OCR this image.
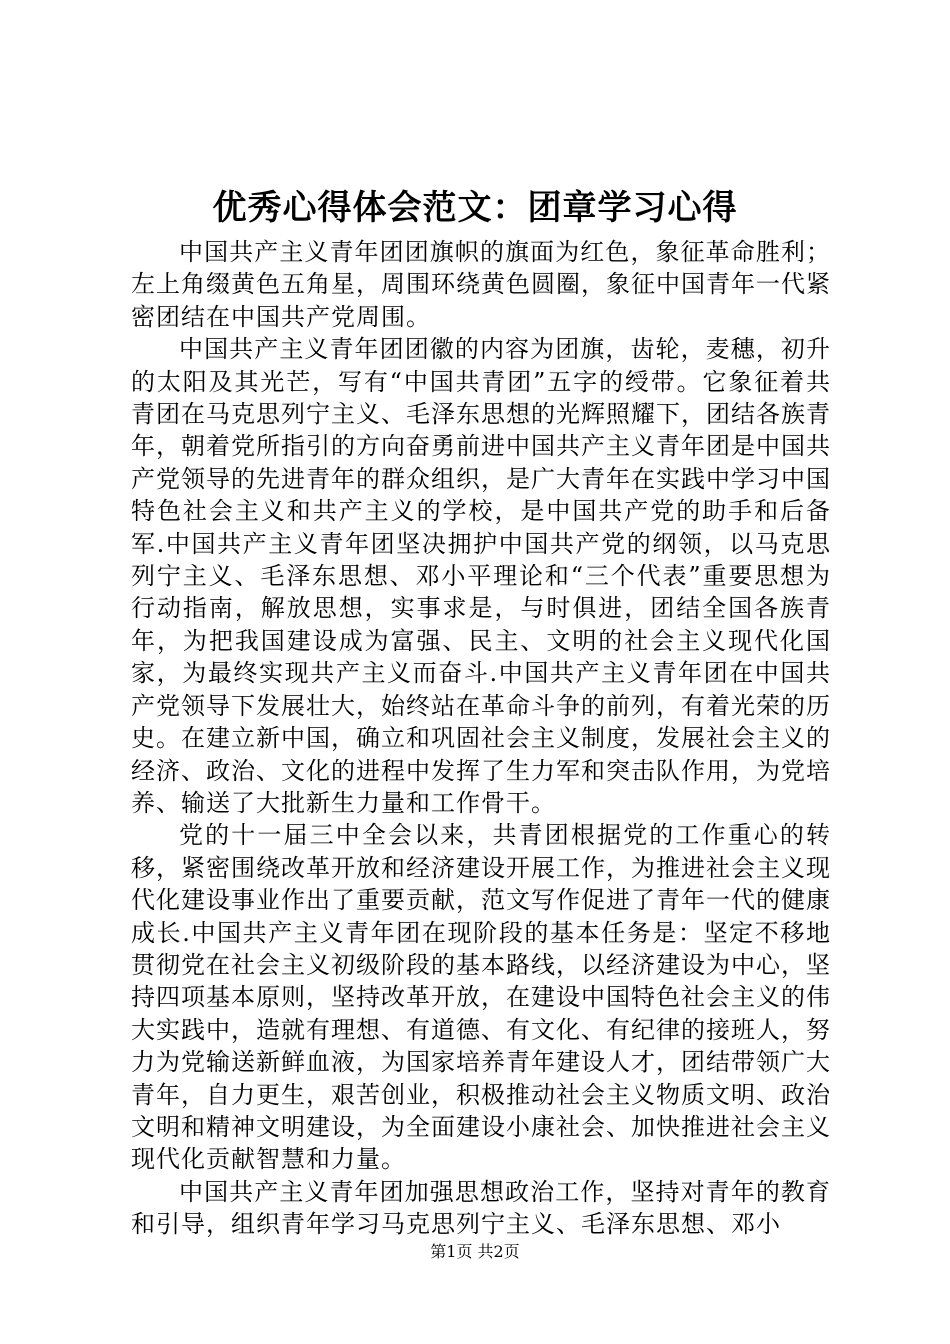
优秀心得体会范文：团章学习心得

中国共产主义青年团团旗帜的旗面为红色，象征革命胜利；左上角缀黄色五角星，周围环绕黄色圆圈，象征中国青年一代紧密团结在中国共产党周围。

中国共产主义青年团团徽的内容为团旗，齿轮，麦穗，初升的太阳及其光芒，写有“中国共青团”五字的绶带。它象征着共青团在马克思列宁主义、毛泽东思想的光辉照耀下，团结各族青年，朝着党所指引的方向奋勇前进中国共产主义青年团是中国共产党领导的先进青年的群众组织，是广大青年在实践中学习中国特色社会主义和共产主义的学校，是中国共产党的助手和后备军.中国共产主义青年团坚决拥护中国共产党的纲领，以马克思列宁主义、毛泽东思想、邓小平理论和“三个代表”重要思想为行动指南，解放思想，实事求是，与时俱进，团结全国各族青年，为把我国建设成为富强、民主、文明的社会主义现代化国家，为最终实现共产主义而奋斗.中国共产主义青年团在中国共产党领导下发展壮大，始终站在革命斗争的前列，有着光荣的历史。在建立新中国，确立和巩固社会主义制度，发展社会主义的经济、政治、文化的进程中发挥了生力军和突击队作用，为党培养、输送了大批新生力量和工作骨干。

党的十一届三中全会以来，共青团根据党的工作重心的转移，紧密围绕改革开放和经济建设开展工作，为推进社会主义现代化建设事业作出了重要贡献，范文写作促进了青年一代的健康成长.中国共产主义青年团在现阶段的基本任务是：坚定不移地贯彻党在社会主义初级阶段的基本路线，以经济建设为中心，坚持四项基本原则，坚持改革开放，在建设中国特色社会主义的伟大实践中，造就有理想、有道德、有文化、有纪律的接班人，努力为党输送新鲜血液，为国家培养青年建设人才，团结带领广大青年，自力更生，艰苦创业，积极推动社会主义物质文明、政治文明和精神文明建设，为全面建设小康社会、加快推进社会主义现代化贡献智慧和力量。

中国共产主义青年团加强思想政治工作，坚持对青年的教育和引导，组织青年学习马克思列宁主义、毛泽东思想、邓小

第1页 共2页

+ + + +

Transcribe the whole listing, character for character, but not its images.

# [EXERCISE RESULT]
OCR this image.
优秀心得体会范文：团章学习心得

中国共产主义青年团团旗帜的旗面为红色，象征革命胜利；左上角缀黄色五角星，周围环绕黄色圆圈，象征中国青年一代紧密团结在中国共产党周围。

中国共产主义青年团团徽的内容为团旗，齿轮，麦穗，初升的太阳及其光芒，写有“中国共青团”五字的绶带。它象征着共青团在马克思列宁主义、毛泽东思想的光辉照耀下，团结各族青年，朝着党所指引的方向奋勇前进中国共产主义青年团是中国共产党领导的先进青年的群众组织，是广大青年在实践中学习中国特色社会主义和共产主义的学校，是中国共产党的助手和后备军.中国共产主义青年团坚决拥护中国共产党的纲领，以马克思列宁主义、毛泽东思想、邓小平理论和“三个代表”重要思想为行动指南，解放思想，实事求是，与时俱进，团结全国各族青年，为把我国建设成为富强、民主、文明的社会主义现代化国家，为最终实现共产主义而奋斗.中国共产主义青年团在中国共产党领导下发展壮大，始终站在革命斗争的前列，有着光荣的历史。在建立新中国，确立和巩固社会主义制度，发展社会主义的经济、政治、文化的进程中发挥了生力军和突击队作用，为党培养、输送了大批新生力量和工作骨干。

党的十一届三中全会以来，共青团根据党的工作重心的转移，紧密围绕改革开放和经济建设开展工作，为推进社会主义现代化建设事业作出了重要贡献，范文写作促进了青年一代的健康成长.中国共产主义青年团在现阶段的基本任务是：坚定不移地贯彻党在社会主义初级阶段的基本路线，以经济建设为中心，坚持四项基本原则，坚持改革开放，在建设中国特色社会主义的伟大实践中，造就有理想、有道德、有文化、有纪律的接班人，努力为党输送新鲜血液，为国家培养青年建设人才，团结带领广大青年，自力更生，艰苦创业，积极推动社会主义物质文明、政治文明和精神文明建设，为全面建设小康社会、加快推进社会主义现代化贡献智慧和力量。

中国共产主义青年团加强思想政治工作，坚持对青年的教育和引导，组织青年学习马克思列宁主义、毛泽东思想、邓小

第1页 共2页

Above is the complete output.